▶ [JOB] Pick out all lines in the listing holding the string "hosil" and copy them.
━━━━━━━━━━━━━━━━
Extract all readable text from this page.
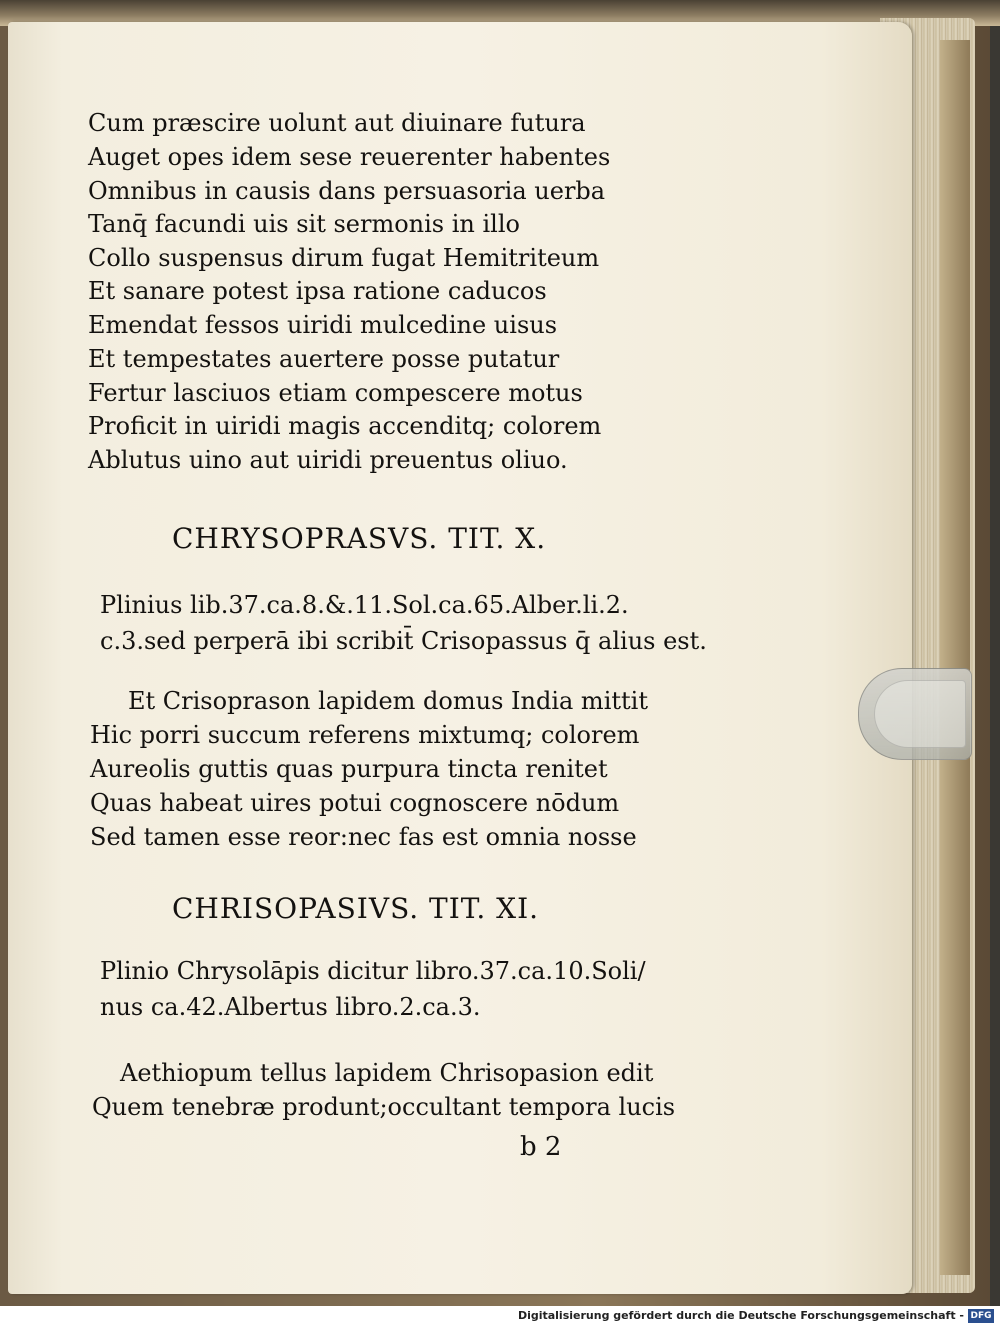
Cum præscire uolunt aut diuinare futura
Auget opes idem sese reuerenter habentes
Omnibus in causis dans persuasoria uerba
Tanq̄ facundi uis sit sermonis in illo
Collo suspensus dirum fugat Hemitriteum
Et sanare potest ipsa ratione caducos
Emendat fessos uiridi mulcedine uisus
Et tempestates auertere posse putatur
Fertur lasciuos etiam compescere motus
Proficit in uiridi magis accenditq; colorem
Ablutus uino aut uiridi preuentus oliuo.
CHRYSOPRASVS. TIT. X.
Plinius lib.37.ca.8.&.11.Sol.ca.65.Alber.li.2.
c.3.sed perperā ibi scribit̄ Crisopassus q̄ alius est.
Et Crisoprason lapidem domus India mittit
Hic porri succum referens mixtumq; colorem
Aureolis guttis quas purpura tincta renitet
Quas habeat uires potui cognoscere nōdum
Sed tamen esse reor:nec fas est omnia nosse
CHRISOPASIVS. TIT. XI.
Plinio Chrysolāpis dicitur libro.37.ca.10.Soli/
nus ca.42.Albertus libro.2.ca.3.
Aethiopum tellus lapidem Chrisopasion edit
Quem tenebræ produnt;occultant tempora lucis
b 2
Digitalisierung gefördert durch die Deutsche Forschungsgemeinschaft - DFG
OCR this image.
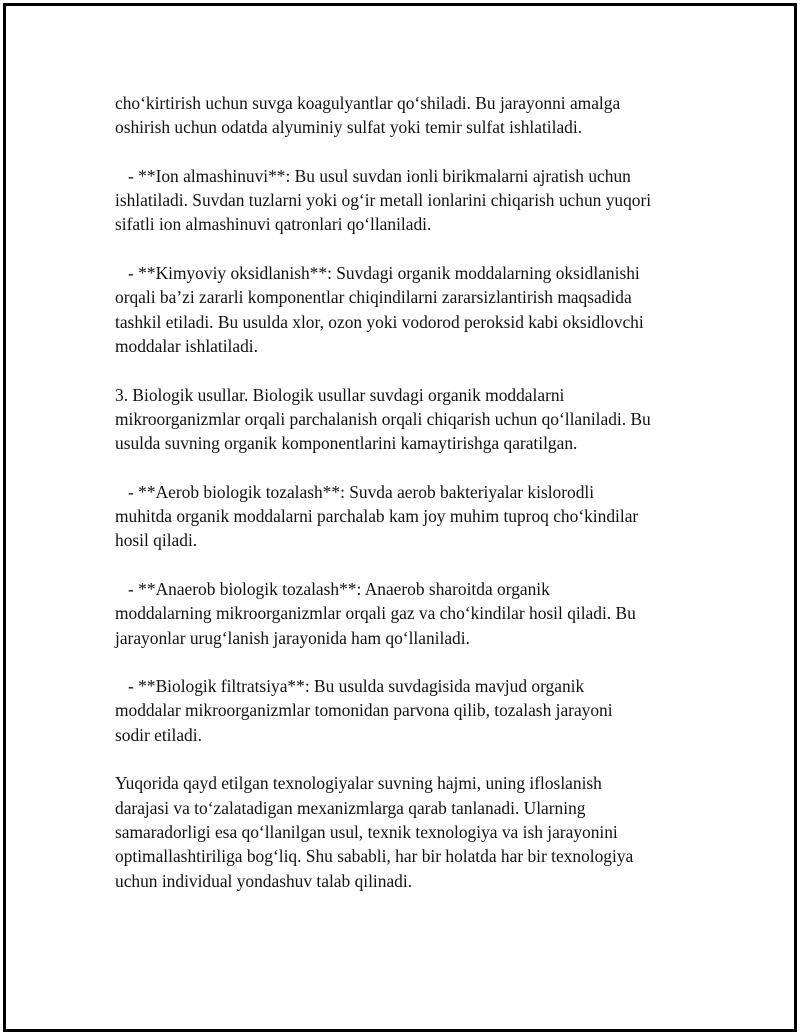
cho‘kirtirish uchun suvga koagulyantlar qo‘shiladi. Bu jarayonni amalga

oshirish uchun odatda alyuminiy sulfat yoki temir sulfat ishlatiladi.

- **Ion almashinuvi**: Bu usul suvdan ionli birikmalarni ajratish uchun

ishlatiladi. Suvdan tuzlarni yoki og‘ir metall ionlarini chiqarish uchun yuqori

sifatli ion almashinuvi qatronlari qo‘llaniladi.

- **Kimyoviy oksidlanish**: Suvdagi organik moddalarning oksidlanishi

orqali ba’zi zararli komponentlar chiqindilarni zararsizlantirish maqsadida

tashkil etiladi. Bu usulda xlor, ozon yoki vodorod peroksid kabi oksidlovchi

moddalar ishlatiladi.

3. Biologik usullar. Biologik usullar suvdagi organik moddalarni

mikroorganizmlar orqali parchalanish orqali chiqarish uchun qo‘llaniladi. Bu

usulda suvning organik komponentlarini kamaytirishga qaratilgan.

- **Aerob biologik tozalash**: Suvda aerob bakteriyalar kislorodli

muhitda organik moddalarni parchalab kam joy muhim tuproq cho‘kindilar

hosil qiladi.

- **Anaerob biologik tozalash**: Anaerob sharoitda organik

moddalarning mikroorganizmlar orqali gaz va cho‘kindilar hosil qiladi. Bu

jarayonlar urug‘lanish jarayonida ham qo‘llaniladi.

- **Biologik filtratsiya**: Bu usulda suvdagisida mavjud organik

moddalar mikroorganizmlar tomonidan parvona qilib, tozalash jarayoni

sodir etiladi.

Yuqorida qayd etilgan texnologiyalar suvning hajmi, uning ifloslanish

darajasi va to‘zalatadigan mexanizmlarga qarab tanlanadi. Ularning

samaradorligi esa qo‘llanilgan usul, texnik texnologiya va ish jarayonini

optimallashtiriliga bog‘liq. Shu sababli, har bir holatda har bir texnologiya

uchun individual yondashuv talab qilinadi.
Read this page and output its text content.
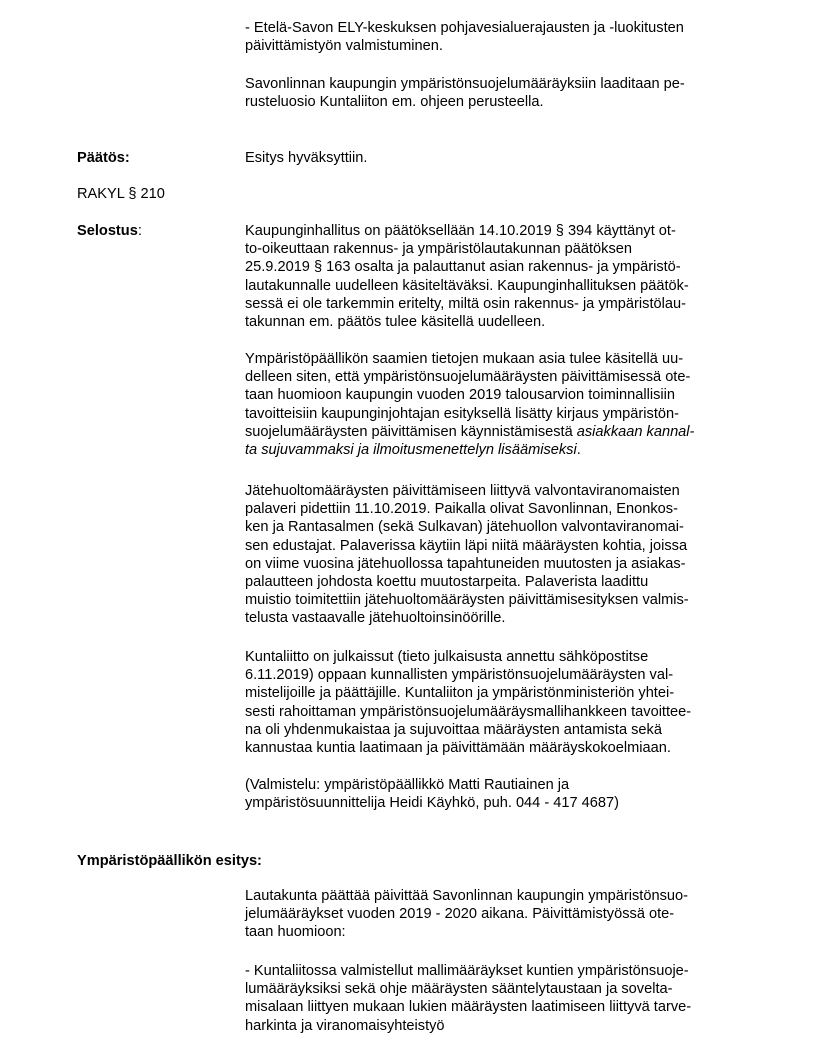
- Etelä-Savon ELY-keskuksen pohjavesialuerajausten ja -luokitusten
päivittämistyön valmistuminen.
Savonlinnan kaupungin ympäristönsuojelumääräyksiin laaditaan pe-
rusteluosio Kuntaliiton em. ohjeen perusteella.
Päätös:	Esitys hyväksyttiin.
RAKYL § 210
Selostus:	Kaupunginhallitus on päätöksellään 14.10.2019 § 394 käyttänyt ot-
to-oikeuttaan rakennus- ja ympäristölautakunnan päätöksen
25.9.2019 § 163 osalta ja palauttanut asian rakennus- ja ympäristö-
lautakunnalle uudelleen käsiteltäväksi. Kaupunginhallituksen päätök-
sessä ei ole tarkemmin eritelty, miltä osin rakennus- ja ympäristölau-
takunnan em. päätös tulee käsitellä uudelleen.
Ympäristöpäällikön saamien tietojen mukaan asia tulee käsitellä uu-
delleen siten, että ympäristönsuojelumääräysten päivittämisessä ote-
taan huomioon kaupungin vuoden 2019 talousarvion toiminnallisiin
tavoitteisiin kaupunginjohtajan esityksellä lisätty kirjaus ympäristön-
suojelumääräysten päivittämisen käynnistämisestä asiakkaan kannal-
ta sujuvammaksi ja ilmoitusmenettelyn lisäämiseksi.
Jätehuoltomääräysten päivittämiseen liittyvä valvontaviranomaisten
palaveri pidettiin 11.10.2019. Paikalla olivat Savonlinnan, Enonkos-
ken ja Rantasalmen (sekä Sulkavan) jätehuollon valvontaviranomai-
sen edustajat. Palaverissa käytiin läpi niitä määräysten kohtia, joissa
on viime vuosina jätehuollossa tapahtuneiden muutosten ja asiakas-
palautteen johdosta koettu muutostarpeita. Palaverista laadittu
muistio toimitettiin jätehuoltomääräysten päivittämisesityksen valmis-
telusta vastaavalle jätehuoltoinsinöörille.
Kuntaliitto on julkaissut (tieto julkaisusta annettu sähköpostitse
6.11.2019) oppaan kunnallisten ympäristönsuojelumääräysten val-
mistelijoille ja päättäjille. Kuntaliiton ja ympäristönministeriön yhtei-
sesti rahoittaman ympäristönsuojelumääräysmallihankkeen tavoittee-
na oli yhdenmukaistaa ja sujuvoittaa määräysten antamista sekä
kannustaa kuntia laatimaan ja päivittämään määräyskokoelmiaan.
(Valmistelu: ympäristöpäällikkö Matti Rautiainen ja
ympäristösuunnittelija Heidi Käyhkö, puh. 044 - 417 4687)
Ympäristöpäällikön esitys:
Lautakunta päättää päivittää Savonlinnan kaupungin ympäristönsuo-
jelumääräykset vuoden 2019 - 2020 aikana. Päivittämistyössä ote-
taan huomioon:
- Kuntaliitossa valmistellut mallimääräykset kuntien ympäristönsuoje-
lumääräyksiksi sekä ohje määräysten sääntelytaustaan ja sovelta-
misalaan liittyen mukaan lukien määräysten laatimiseen liittyvä tarve-
harkinta ja viranomaisyhteistyö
━━━━━━━━━━━━━━━━
▶ [ANSWER TO THIS TASK]
hosil qiladi.
moddalarning mikroorganizmlar orqali gaz va cho‘kindilar hosil qiladi. Bu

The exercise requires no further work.